====== DATASET ROWS
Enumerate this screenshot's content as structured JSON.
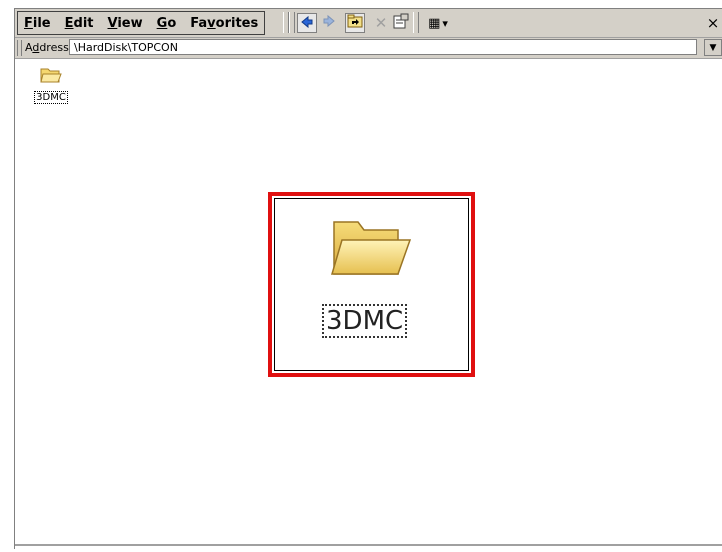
{
  "menubar": {
    "items": [
      {
        "label": "File",
        "u": "F",
        "rest": "ile"
      },
      {
        "label": "Edit",
        "u": "E",
        "rest": "dit"
      },
      {
        "label": "View",
        "u": "V",
        "rest": "iew"
      },
      {
        "label": "Go",
        "u": "G",
        "rest": "o"
      },
      {
        "label": "Favorites",
        "pre": "Fa",
        "u": "v",
        "rest": "orites"
      }
    ],
    "close_label": "×"
  },
  "toolbar": {
    "back_icon": "◆",
    "forward_icon": "◆",
    "up_icon": "folder-up-icon",
    "delete_icon": "✕",
    "properties_icon": "properties-icon",
    "views_icon": "▦",
    "views_dropdown": "▾"
  },
  "address": {
    "label_pre": "A",
    "label_u": "d",
    "label_rest": "dress",
    "value": "\\HardDisk\\TOPCON",
    "dropdown": "▼"
  },
  "files": [
    {
      "name": "3DMC",
      "icon": "folder-icon"
    }
  ],
  "zoom": {
    "name": "3DMC",
    "icon": "folder-icon",
    "border_color": "#e01010"
  }
}
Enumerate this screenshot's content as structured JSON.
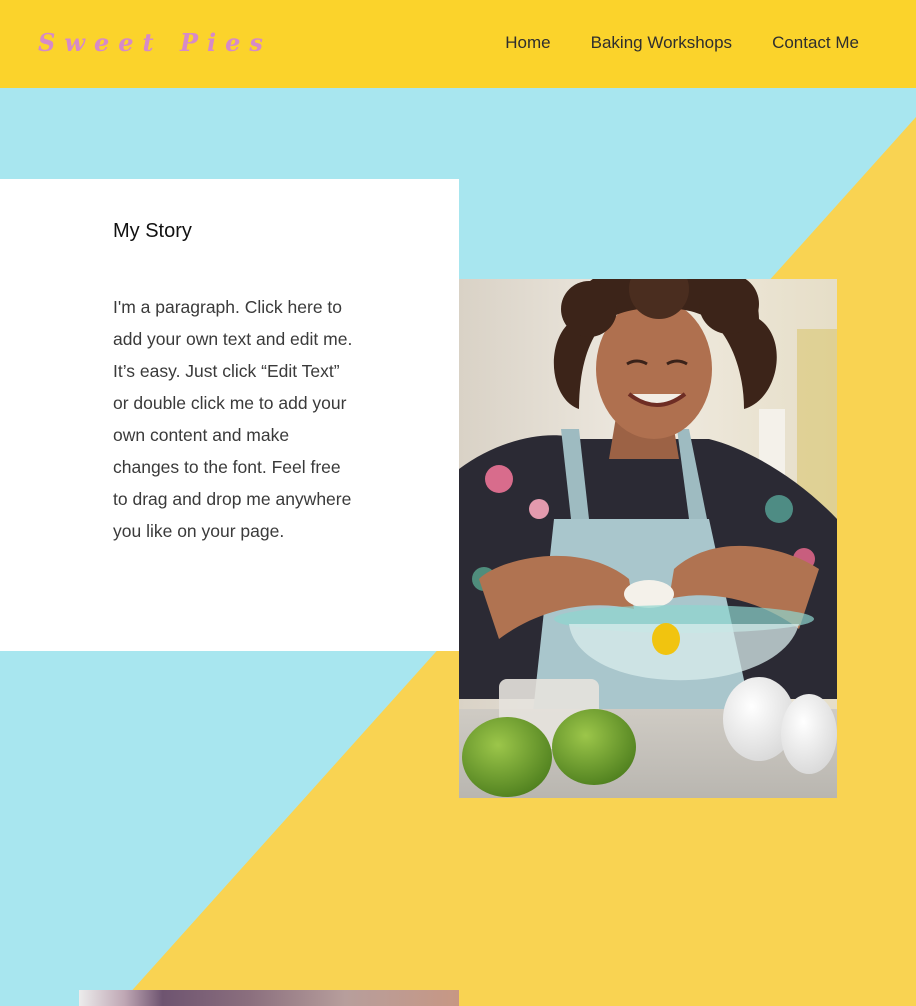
============
REQUIRED WORK
Repeat the records above exactly, leaving out any pictures they contain.

THE REPLY
Enumerate this screenshot's content as structured JSON.
{
  "menubar": {
    "items": [
      {
        "label": "File",
        "u": "F",
        "rest": "ile"
      },
      {
        "label": "Edit",
        "u": "E",
        "rest": "dit"
      },
      {
        "label": "View",
        "u": "V",
        "rest": "iew"
      },
      {
        "label": "Go",
        "u": "G",
        "rest": "o"
      },
      {
        "label": "Favorites",
        "pre": "Fa",
        "u": "v",
        "rest": "orites"
      }
    ],
    "close_label": "×"
  },
  "toolbar": {
    "back_icon": "◆",
    "forward_icon": "◆",
    "up_icon": "folder-up-icon",
    "delete_icon": "✕",
    "properties_icon": "properties-icon",
    "views_icon": "▦",
    "views_dropdown": "▾"
  },
  "address": {
    "label_pre": "A",
    "label_u": "d",
    "label_rest": "dress",
    "value": "\\HardDisk\\TOPCON",
    "dropdown": "▼"
  },
  "files": [
    {
      "name": "3DMC",
      "icon": "folder-icon"
    }
  ],
  "zoom": {
    "name": "3DMC",
    "icon": "folder-icon",
    "border_color": "#e01010"
  }
}
Enumerate this screenshot's content as structured JSON.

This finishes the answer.